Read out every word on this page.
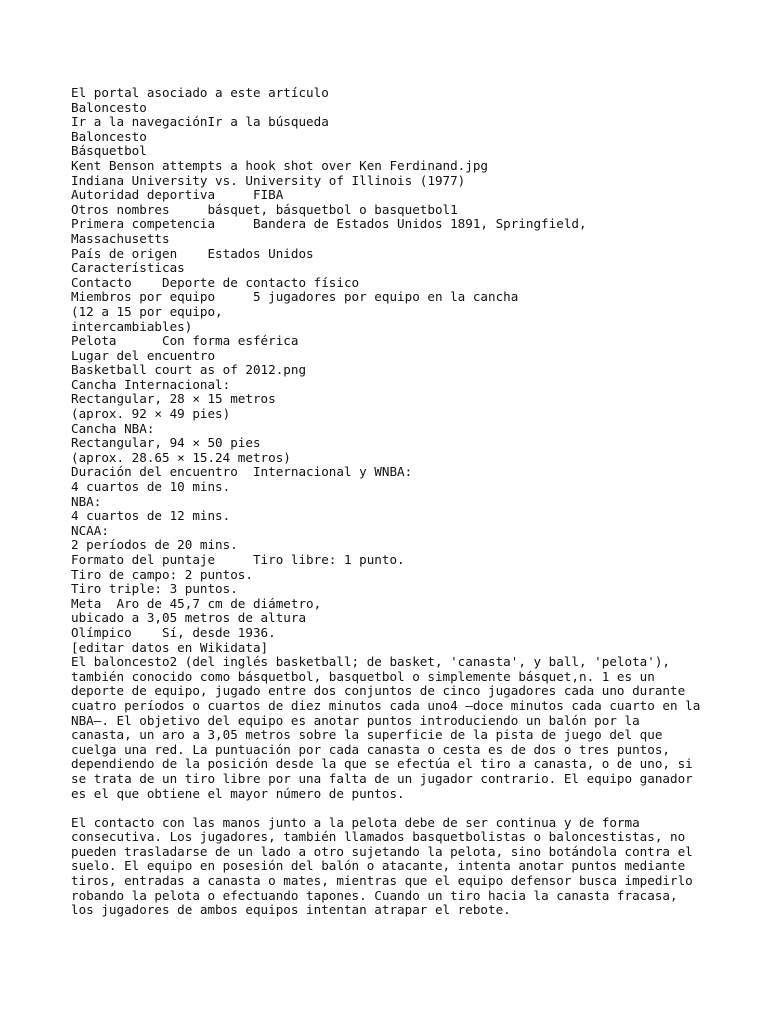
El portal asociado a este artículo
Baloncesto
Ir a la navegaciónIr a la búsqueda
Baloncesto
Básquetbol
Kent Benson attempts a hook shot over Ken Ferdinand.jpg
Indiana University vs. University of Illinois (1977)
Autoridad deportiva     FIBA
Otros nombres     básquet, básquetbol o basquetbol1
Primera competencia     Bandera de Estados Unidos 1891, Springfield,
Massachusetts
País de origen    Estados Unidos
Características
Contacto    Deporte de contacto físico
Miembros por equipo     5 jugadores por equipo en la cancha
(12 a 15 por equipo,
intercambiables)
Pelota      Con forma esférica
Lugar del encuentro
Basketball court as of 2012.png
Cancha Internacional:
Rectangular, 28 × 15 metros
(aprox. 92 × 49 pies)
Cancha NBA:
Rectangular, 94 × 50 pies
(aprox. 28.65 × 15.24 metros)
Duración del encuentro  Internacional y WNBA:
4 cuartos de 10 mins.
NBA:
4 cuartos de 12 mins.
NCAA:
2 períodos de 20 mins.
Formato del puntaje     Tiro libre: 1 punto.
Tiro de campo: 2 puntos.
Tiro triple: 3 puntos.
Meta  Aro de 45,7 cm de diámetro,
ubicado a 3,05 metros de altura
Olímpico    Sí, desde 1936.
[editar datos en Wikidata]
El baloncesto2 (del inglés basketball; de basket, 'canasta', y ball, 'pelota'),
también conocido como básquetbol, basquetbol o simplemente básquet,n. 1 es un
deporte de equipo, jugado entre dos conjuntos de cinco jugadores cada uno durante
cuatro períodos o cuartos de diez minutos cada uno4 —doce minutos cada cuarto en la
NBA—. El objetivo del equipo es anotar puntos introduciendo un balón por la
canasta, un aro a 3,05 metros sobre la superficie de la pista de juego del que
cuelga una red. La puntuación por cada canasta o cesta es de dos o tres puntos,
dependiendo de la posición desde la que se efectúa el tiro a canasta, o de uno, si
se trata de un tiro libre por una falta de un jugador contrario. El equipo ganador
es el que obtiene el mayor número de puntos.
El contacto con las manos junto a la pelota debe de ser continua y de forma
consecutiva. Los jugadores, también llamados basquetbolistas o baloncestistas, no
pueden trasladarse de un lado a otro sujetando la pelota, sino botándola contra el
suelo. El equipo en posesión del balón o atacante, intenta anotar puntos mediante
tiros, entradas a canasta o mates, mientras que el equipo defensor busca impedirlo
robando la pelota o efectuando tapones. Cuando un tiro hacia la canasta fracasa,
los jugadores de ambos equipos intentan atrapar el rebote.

----------------

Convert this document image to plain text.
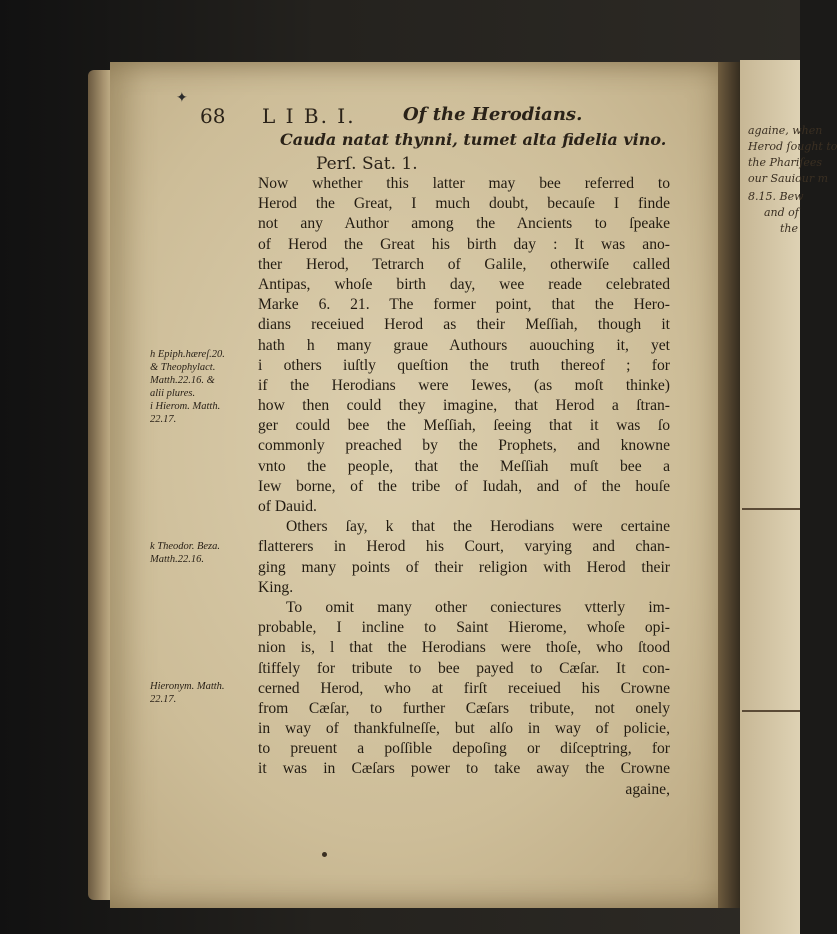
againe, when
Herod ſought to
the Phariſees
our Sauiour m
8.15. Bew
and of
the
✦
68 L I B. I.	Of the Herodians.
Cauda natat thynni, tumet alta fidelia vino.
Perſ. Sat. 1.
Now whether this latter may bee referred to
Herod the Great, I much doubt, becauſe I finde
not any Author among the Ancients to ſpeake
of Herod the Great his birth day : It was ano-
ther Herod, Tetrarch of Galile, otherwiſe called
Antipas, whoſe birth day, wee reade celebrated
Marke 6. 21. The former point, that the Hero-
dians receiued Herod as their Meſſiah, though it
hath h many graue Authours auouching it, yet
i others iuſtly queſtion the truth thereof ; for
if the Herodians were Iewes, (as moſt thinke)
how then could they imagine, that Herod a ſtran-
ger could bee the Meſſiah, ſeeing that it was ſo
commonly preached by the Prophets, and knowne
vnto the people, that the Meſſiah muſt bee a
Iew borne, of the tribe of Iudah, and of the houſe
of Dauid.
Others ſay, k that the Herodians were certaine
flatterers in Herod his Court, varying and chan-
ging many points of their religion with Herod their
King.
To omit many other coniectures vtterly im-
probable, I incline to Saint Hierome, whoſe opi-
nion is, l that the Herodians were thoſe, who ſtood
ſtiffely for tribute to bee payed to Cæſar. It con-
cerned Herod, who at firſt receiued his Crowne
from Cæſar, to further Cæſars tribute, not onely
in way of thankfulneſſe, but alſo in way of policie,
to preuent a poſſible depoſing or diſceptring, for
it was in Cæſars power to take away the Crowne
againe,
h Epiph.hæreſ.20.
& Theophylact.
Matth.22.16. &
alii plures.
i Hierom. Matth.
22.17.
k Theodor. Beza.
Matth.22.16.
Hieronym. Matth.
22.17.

----------------

# [What you have to do]
Scan the lines above for "contacto", then copy every one that has it.

# [Result for this task]
Contacto    Deporte de contacto físico
El contacto con las manos junto a la pelota debe de ser continua y de forma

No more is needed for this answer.